Write out the data below in full. Keep it exact.

PROVIDED MATERIAL:

-----

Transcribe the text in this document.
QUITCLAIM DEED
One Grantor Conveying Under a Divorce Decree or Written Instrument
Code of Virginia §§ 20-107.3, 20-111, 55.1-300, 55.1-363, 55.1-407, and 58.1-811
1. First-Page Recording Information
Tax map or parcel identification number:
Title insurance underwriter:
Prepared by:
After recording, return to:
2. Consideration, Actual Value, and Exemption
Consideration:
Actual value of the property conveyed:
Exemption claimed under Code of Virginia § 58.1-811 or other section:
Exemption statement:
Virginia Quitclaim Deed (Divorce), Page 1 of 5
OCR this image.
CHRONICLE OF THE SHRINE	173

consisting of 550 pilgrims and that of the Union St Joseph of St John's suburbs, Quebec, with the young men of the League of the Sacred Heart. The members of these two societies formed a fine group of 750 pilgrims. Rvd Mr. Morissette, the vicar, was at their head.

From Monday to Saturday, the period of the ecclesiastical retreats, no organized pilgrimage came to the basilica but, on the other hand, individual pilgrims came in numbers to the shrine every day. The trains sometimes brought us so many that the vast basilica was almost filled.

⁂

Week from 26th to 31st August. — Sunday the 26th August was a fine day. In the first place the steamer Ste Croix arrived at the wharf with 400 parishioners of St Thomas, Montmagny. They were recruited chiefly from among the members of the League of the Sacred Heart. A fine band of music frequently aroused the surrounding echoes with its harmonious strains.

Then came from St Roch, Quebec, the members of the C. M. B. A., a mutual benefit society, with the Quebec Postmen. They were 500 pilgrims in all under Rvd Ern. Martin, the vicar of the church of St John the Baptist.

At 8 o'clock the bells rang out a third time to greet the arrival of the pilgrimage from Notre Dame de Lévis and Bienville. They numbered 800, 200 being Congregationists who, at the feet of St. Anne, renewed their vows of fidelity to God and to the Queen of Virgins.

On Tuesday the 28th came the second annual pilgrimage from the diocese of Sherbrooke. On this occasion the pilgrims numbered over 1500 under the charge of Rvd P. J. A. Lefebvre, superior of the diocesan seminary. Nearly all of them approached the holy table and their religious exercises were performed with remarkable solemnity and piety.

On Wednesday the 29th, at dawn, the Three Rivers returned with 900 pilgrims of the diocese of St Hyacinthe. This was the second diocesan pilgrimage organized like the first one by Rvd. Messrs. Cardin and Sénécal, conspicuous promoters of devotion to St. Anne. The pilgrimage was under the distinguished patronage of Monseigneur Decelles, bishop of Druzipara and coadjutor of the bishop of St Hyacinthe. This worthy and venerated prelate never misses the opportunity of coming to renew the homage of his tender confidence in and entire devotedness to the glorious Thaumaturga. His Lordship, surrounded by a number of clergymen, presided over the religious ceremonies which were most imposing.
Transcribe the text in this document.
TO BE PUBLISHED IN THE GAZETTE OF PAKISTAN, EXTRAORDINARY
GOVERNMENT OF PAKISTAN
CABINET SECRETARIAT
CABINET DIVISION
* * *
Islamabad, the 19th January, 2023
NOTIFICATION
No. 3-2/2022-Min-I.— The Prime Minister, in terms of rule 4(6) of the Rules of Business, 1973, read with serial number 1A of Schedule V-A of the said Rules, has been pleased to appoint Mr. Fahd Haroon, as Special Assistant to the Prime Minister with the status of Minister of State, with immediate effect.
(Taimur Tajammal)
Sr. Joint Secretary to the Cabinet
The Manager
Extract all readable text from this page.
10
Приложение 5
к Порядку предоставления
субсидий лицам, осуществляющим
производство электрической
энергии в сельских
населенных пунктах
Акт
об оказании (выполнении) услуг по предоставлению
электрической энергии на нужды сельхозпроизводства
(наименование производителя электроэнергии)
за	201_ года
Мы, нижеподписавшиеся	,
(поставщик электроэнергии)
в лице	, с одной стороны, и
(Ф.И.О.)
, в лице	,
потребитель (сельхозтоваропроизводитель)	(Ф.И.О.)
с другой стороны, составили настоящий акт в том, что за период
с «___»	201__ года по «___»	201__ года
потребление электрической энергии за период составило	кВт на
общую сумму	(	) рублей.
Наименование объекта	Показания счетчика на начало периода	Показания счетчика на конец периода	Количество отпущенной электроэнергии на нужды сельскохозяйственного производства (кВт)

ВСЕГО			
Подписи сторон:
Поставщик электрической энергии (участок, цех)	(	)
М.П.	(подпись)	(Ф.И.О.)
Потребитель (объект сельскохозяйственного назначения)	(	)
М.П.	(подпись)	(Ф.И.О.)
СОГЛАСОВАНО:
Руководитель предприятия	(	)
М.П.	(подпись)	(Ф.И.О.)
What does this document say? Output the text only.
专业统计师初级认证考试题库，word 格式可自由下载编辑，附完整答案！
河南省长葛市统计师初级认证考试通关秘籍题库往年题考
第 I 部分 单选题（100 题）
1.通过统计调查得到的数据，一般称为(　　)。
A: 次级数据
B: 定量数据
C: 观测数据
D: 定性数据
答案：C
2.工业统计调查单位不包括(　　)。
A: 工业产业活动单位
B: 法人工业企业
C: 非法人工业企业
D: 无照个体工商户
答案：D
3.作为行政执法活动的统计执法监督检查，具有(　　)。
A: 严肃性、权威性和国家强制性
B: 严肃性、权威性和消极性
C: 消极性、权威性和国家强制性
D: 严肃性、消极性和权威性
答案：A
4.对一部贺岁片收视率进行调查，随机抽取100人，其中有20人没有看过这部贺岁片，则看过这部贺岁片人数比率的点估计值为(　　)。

-----

ANSWER TO THIS PROBLEM:
Transcribe the text in this document.
QUITCLAIM DEED
One Grantor Conveying Under a Divorce Decree or Written Instrument
Code of Virginia §§ 20-107.3, 20-111, 55.1-300, 55.1-363, 55.1-407, and 58.1-811
1. First-Page Recording Information
Tax map or parcel identification number:
Title insurance underwriter:
Prepared by:
After recording, return to:
2. Consideration, Actual Value, and Exemption
Consideration:
Actual value of the property conveyed:
Exemption claimed under Code of Virginia § 58.1-811 or other section:
Exemption statement:
Virginia Quitclaim Deed (Divorce), Page 1 of 5
OCR this image.
CHRONICLE OF THE SHRINE	173

consisting of 550 pilgrims and that of the Union St Joseph of St John's suburbs, Quebec, with the young men of the League of the Sacred Heart. The members of these two societies formed a fine group of 750 pilgrims. Rvd Mr. Morissette, the vicar, was at their head.

From Monday to Saturday, the period of the ecclesiastical retreats, no organized pilgrimage came to the basilica but, on the other hand, individual pilgrims came in numbers to the shrine every day. The trains sometimes brought us so many that the vast basilica was almost filled.

⁂

Week from 26th to 31st August. — Sunday the 26th August was a fine day. In the first place the steamer Ste Croix arrived at the wharf with 400 parishioners of St Thomas, Montmagny. They were recruited chiefly from among the members of the League of the Sacred Heart. A fine band of music frequently aroused the surrounding echoes with its harmonious strains.

Then came from St Roch, Quebec, the members of the C. M. B. A., a mutual benefit society, with the Quebec Postmen. They were 500 pilgrims in all under Rvd Ern. Martin, the vicar of the church of St John the Baptist.

At 8 o'clock the bells rang out a third time to greet the arrival of the pilgrimage from Notre Dame de Lévis and Bienville. They numbered 800, 200 being Congregationists who, at the feet of St. Anne, renewed their vows of fidelity to God and to the Queen of Virgins.

On Tuesday the 28th came the second annual pilgrimage from the diocese of Sherbrooke. On this occasion the pilgrims numbered over 1500 under the charge of Rvd P. J. A. Lefebvre, superior of the diocesan seminary. Nearly all of them approached the holy table and their religious exercises were performed with remarkable solemnity and piety.

On Wednesday the 29th, at dawn, the Three Rivers returned with 900 pilgrims of the diocese of St Hyacinthe. This was the second diocesan pilgrimage organized like the first one by Rvd. Messrs. Cardin and Sénécal, conspicuous promoters of devotion to St. Anne. The pilgrimage was under the distinguished patronage of Monseigneur Decelles, bishop of Druzipara and coadjutor of the bishop of St Hyacinthe. This worthy and venerated prelate never misses the opportunity of coming to renew the homage of his tender confidence in and entire devotedness to the glorious Thaumaturga. His Lordship, surrounded by a number of clergymen, presided over the religious ceremonies which were most imposing.
Transcribe the text in this document.
TO BE PUBLISHED IN THE GAZETTE OF PAKISTAN, EXTRAORDINARY
GOVERNMENT OF PAKISTAN
CABINET SECRETARIAT
CABINET DIVISION
* * *
Islamabad, the 19th January, 2023
NOTIFICATION
No. 3-2/2022-Min-I.— The Prime Minister, in terms of rule 4(6) of the Rules of Business, 1973, read with serial number 1A of Schedule V-A of the said Rules, has been pleased to appoint Mr. Fahd Haroon, as Special Assistant to the Prime Minister with the status of Minister of State, with immediate effect.
(Taimur Tajammal)
Sr. Joint Secretary to the Cabinet
The Manager
Extract all readable text from this page.
10
Приложение 5
к Порядку предоставления
субсидий лицам, осуществляющим
производство электрической
энергии в сельских
населенных пунктах
Акт
об оказании (выполнении) услуг по предоставлению
электрической энергии на нужды сельхозпроизводства
(наименование производителя электроэнергии)
за	201_ года
Мы, нижеподписавшиеся	,
(поставщик электроэнергии)
в лице	, с одной стороны, и
(Ф.И.О.)
, в лице	,
потребитель (сельхозтоваропроизводитель)	(Ф.И.О.)
с другой стороны, составили настоящий акт в том, что за период
с «___»	201__ года по «___»	201__ года
потребление электрической энергии за период составило	кВт на
общую сумму	(	) рублей.
Наименование объекта	Показания счетчика на начало периода	Показания счетчика на конец периода	Количество отпущенной электроэнергии на нужды сельскохозяйственного производства (кВт)

ВСЕГО			
Подписи сторон:
Поставщик электрической энергии (участок, цех)	(	)
М.П.	(подпись)	(Ф.И.О.)
Потребитель (объект сельскохозяйственного назначения)	(	)
М.П.	(подпись)	(Ф.И.О.)
СОГЛАСОВАНО:
Руководитель предприятия	(	)
М.П.	(подпись)	(Ф.И.О.)
What does this document say? Output the text only.
专业统计师初级认证考试题库，word 格式可自由下载编辑，附完整答案！
河南省长葛市统计师初级认证考试通关秘籍题库往年题考
第 I 部分 单选题（100 题）
1.通过统计调查得到的数据，一般称为(　　)。
A: 次级数据
B: 定量数据
C: 观测数据
D: 定性数据
答案：C
2.工业统计调查单位不包括(　　)。
A: 工业产业活动单位
B: 法人工业企业
C: 非法人工业企业
D: 无照个体工商户
答案：D
3.作为行政执法活动的统计执法监督检查，具有(　　)。
A: 严肃性、权威性和国家强制性
B: 严肃性、权威性和消极性
C: 消极性、权威性和国家强制性
D: 严肃性、消极性和权威性
答案：A
4.对一部贺岁片收视率进行调查，随机抽取100人，其中有20人没有看过这部贺岁片，则看过这部贺岁片人数比率的点估计值为(　　)。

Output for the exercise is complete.